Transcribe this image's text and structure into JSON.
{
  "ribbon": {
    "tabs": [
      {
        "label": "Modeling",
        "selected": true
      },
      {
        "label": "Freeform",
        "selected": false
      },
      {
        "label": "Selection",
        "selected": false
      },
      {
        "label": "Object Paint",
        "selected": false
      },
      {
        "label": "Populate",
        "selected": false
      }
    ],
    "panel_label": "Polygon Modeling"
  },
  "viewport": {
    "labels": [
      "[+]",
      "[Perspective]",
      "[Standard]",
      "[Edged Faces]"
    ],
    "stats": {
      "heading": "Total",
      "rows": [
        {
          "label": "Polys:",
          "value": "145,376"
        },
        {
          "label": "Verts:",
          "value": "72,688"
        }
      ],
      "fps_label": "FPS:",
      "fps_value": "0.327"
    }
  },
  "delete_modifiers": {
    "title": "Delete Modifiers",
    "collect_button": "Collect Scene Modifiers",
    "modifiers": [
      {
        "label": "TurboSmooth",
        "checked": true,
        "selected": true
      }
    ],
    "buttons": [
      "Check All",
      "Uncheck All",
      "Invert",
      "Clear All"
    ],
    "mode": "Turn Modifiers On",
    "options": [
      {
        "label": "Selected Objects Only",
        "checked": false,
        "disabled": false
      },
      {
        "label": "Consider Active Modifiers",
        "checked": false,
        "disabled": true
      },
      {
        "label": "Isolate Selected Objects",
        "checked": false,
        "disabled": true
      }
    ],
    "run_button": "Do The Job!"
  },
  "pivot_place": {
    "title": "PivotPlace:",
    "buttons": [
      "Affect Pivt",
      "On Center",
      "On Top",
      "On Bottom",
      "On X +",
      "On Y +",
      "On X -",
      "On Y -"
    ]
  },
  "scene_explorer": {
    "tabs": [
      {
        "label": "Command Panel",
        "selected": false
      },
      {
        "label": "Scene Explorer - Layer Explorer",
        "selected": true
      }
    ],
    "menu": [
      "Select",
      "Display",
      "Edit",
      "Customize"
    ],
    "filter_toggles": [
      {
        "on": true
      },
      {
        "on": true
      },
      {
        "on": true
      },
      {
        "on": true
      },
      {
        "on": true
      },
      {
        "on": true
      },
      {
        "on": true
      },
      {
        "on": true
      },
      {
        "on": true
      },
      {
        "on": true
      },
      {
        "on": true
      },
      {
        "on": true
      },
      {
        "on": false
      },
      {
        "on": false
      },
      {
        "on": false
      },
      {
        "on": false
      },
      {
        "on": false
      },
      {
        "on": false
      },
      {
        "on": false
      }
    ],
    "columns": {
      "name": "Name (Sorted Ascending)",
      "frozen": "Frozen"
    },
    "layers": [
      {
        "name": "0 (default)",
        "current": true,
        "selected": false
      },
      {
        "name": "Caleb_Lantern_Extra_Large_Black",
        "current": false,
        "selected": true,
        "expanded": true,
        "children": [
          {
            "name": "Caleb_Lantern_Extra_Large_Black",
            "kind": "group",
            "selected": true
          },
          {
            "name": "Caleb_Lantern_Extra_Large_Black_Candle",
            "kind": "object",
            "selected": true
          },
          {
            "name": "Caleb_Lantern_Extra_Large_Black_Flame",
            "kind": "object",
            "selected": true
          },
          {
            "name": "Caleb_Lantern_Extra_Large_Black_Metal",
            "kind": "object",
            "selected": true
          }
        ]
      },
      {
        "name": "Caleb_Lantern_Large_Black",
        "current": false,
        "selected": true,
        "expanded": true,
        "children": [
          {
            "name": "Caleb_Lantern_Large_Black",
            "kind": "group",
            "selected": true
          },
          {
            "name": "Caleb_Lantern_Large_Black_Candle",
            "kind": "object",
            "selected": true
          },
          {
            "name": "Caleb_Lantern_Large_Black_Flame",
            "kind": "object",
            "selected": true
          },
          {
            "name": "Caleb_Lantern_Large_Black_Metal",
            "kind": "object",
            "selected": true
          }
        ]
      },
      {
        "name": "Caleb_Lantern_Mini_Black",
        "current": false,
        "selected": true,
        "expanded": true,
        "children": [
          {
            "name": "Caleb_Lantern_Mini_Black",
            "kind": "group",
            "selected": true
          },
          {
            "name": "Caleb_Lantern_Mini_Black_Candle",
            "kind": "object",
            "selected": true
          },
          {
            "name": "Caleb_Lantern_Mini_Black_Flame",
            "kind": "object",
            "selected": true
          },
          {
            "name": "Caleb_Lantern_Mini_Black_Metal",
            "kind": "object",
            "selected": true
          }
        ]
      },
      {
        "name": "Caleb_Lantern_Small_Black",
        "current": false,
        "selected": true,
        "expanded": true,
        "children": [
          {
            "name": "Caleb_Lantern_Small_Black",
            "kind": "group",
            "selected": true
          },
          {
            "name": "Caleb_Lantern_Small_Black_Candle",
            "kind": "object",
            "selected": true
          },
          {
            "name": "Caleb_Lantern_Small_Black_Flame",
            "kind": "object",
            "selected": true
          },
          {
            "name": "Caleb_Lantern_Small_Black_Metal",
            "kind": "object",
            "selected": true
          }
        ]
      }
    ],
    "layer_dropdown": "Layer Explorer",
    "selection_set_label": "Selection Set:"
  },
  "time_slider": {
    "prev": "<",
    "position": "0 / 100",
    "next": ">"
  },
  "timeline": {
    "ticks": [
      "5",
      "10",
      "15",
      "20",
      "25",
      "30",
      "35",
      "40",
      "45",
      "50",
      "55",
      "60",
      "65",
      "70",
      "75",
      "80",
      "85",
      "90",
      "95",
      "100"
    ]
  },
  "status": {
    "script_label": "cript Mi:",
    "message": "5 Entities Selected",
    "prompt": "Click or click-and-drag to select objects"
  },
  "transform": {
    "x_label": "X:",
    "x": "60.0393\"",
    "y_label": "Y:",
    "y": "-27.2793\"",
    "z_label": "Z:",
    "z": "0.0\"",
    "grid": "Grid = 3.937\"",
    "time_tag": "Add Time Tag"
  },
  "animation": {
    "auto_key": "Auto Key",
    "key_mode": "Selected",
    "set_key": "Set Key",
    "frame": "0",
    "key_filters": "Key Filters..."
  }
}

________________________________________

▸ Exercise brief
Output every record above exactly as it appears.

▸ Task output
Transcribe this image's text and structure into JSON.
{
  "ribbon": {
    "tabs": [
      {
        "label": "Modeling",
        "selected": true
      },
      {
        "label": "Freeform",
        "selected": false
      },
      {
        "label": "Selection",
        "selected": false
      },
      {
        "label": "Object Paint",
        "selected": false
      },
      {
        "label": "Populate",
        "selected": false
      }
    ],
    "panel_label": "Polygon Modeling"
  },
  "viewport": {
    "labels": [
      "[+]",
      "[Perspective]",
      "[Standard]",
      "[Edged Faces]"
    ],
    "stats": {
      "heading": "Total",
      "rows": [
        {
          "label": "Polys:",
          "value": "145,376"
        },
        {
          "label": "Verts:",
          "value": "72,688"
        }
      ],
      "fps_label": "FPS:",
      "fps_value": "0.327"
    }
  },
  "delete_modifiers": {
    "title": "Delete Modifiers",
    "collect_button": "Collect Scene Modifiers",
    "modifiers": [
      {
        "label": "TurboSmooth",
        "checked": true,
        "selected": true
      }
    ],
    "buttons": [
      "Check All",
      "Uncheck All",
      "Invert",
      "Clear All"
    ],
    "mode": "Turn Modifiers On",
    "options": [
      {
        "label": "Selected Objects Only",
        "checked": false,
        "disabled": false
      },
      {
        "label": "Consider Active Modifiers",
        "checked": false,
        "disabled": true
      },
      {
        "label": "Isolate Selected Objects",
        "checked": false,
        "disabled": true
      }
    ],
    "run_button": "Do The Job!"
  },
  "pivot_place": {
    "title": "PivotPlace:",
    "buttons": [
      "Affect Pivt",
      "On Center",
      "On Top",
      "On Bottom",
      "On X +",
      "On Y +",
      "On X -",
      "On Y -"
    ]
  },
  "scene_explorer": {
    "tabs": [
      {
        "label": "Command Panel",
        "selected": false
      },
      {
        "label": "Scene Explorer - Layer Explorer",
        "selected": true
      }
    ],
    "menu": [
      "Select",
      "Display",
      "Edit",
      "Customize"
    ],
    "filter_toggles": [
      {
        "on": true
      },
      {
        "on": true
      },
      {
        "on": true
      },
      {
        "on": true
      },
      {
        "on": true
      },
      {
        "on": true
      },
      {
        "on": true
      },
      {
        "on": true
      },
      {
        "on": true
      },
      {
        "on": true
      },
      {
        "on": true
      },
      {
        "on": true
      },
      {
        "on": false
      },
      {
        "on": false
      },
      {
        "on": false
      },
      {
        "on": false
      },
      {
        "on": false
      },
      {
        "on": false
      },
      {
        "on": false
      }
    ],
    "columns": {
      "name": "Name (Sorted Ascending)",
      "frozen": "Frozen"
    },
    "layers": [
      {
        "name": "0 (default)",
        "current": true,
        "selected": false
      },
      {
        "name": "Caleb_Lantern_Extra_Large_Black",
        "current": false,
        "selected": true,
        "expanded": true,
        "children": [
          {
            "name": "Caleb_Lantern_Extra_Large_Black",
            "kind": "group",
            "selected": true
          },
          {
            "name": "Caleb_Lantern_Extra_Large_Black_Candle",
            "kind": "object",
            "selected": true
          },
          {
            "name": "Caleb_Lantern_Extra_Large_Black_Flame",
            "kind": "object",
            "selected": true
          },
          {
            "name": "Caleb_Lantern_Extra_Large_Black_Metal",
            "kind": "object",
            "selected": true
          }
        ]
      },
      {
        "name": "Caleb_Lantern_Large_Black",
        "current": false,
        "selected": true,
        "expanded": true,
        "children": [
          {
            "name": "Caleb_Lantern_Large_Black",
            "kind": "group",
            "selected": true
          },
          {
            "name": "Caleb_Lantern_Large_Black_Candle",
            "kind": "object",
            "selected": true
          },
          {
            "name": "Caleb_Lantern_Large_Black_Flame",
            "kind": "object",
            "selected": true
          },
          {
            "name": "Caleb_Lantern_Large_Black_Metal",
            "kind": "object",
            "selected": true
          }
        ]
      },
      {
        "name": "Caleb_Lantern_Mini_Black",
        "current": false,
        "selected": true,
        "expanded": true,
        "children": [
          {
            "name": "Caleb_Lantern_Mini_Black",
            "kind": "group",
            "selected": true
          },
          {
            "name": "Caleb_Lantern_Mini_Black_Candle",
            "kind": "object",
            "selected": true
          },
          {
            "name": "Caleb_Lantern_Mini_Black_Flame",
            "kind": "object",
            "selected": true
          },
          {
            "name": "Caleb_Lantern_Mini_Black_Metal",
            "kind": "object",
            "selected": true
          }
        ]
      },
      {
        "name": "Caleb_Lantern_Small_Black",
        "current": false,
        "selected": true,
        "expanded": true,
        "children": [
          {
            "name": "Caleb_Lantern_Small_Black",
            "kind": "group",
            "selected": true
          },
          {
            "name": "Caleb_Lantern_Small_Black_Candle",
            "kind": "object",
            "selected": true
          },
          {
            "name": "Caleb_Lantern_Small_Black_Flame",
            "kind": "object",
            "selected": true
          },
          {
            "name": "Caleb_Lantern_Small_Black_Metal",
            "kind": "object",
            "selected": true
          }
        ]
      }
    ],
    "layer_dropdown": "Layer Explorer",
    "selection_set_label": "Selection Set:"
  },
  "time_slider": {
    "prev": "<",
    "position": "0 / 100",
    "next": ">"
  },
  "timeline": {
    "ticks": [
      "5",
      "10",
      "15",
      "20",
      "25",
      "30",
      "35",
      "40",
      "45",
      "50",
      "55",
      "60",
      "65",
      "70",
      "75",
      "80",
      "85",
      "90",
      "95",
      "100"
    ]
  },
  "status": {
    "script_label": "cript Mi:",
    "message": "5 Entities Selected",
    "prompt": "Click or click-and-drag to select objects"
  },
  "transform": {
    "x_label": "X:",
    "x": "60.0393\"",
    "y_label": "Y:",
    "y": "-27.2793\"",
    "z_label": "Z:",
    "z": "0.0\"",
    "grid": "Grid = 3.937\"",
    "time_tag": "Add Time Tag"
  },
  "animation": {
    "auto_key": "Auto Key",
    "key_mode": "Selected",
    "set_key": "Set Key",
    "frame": "0",
    "key_filters": "Key Filters..."
  }
}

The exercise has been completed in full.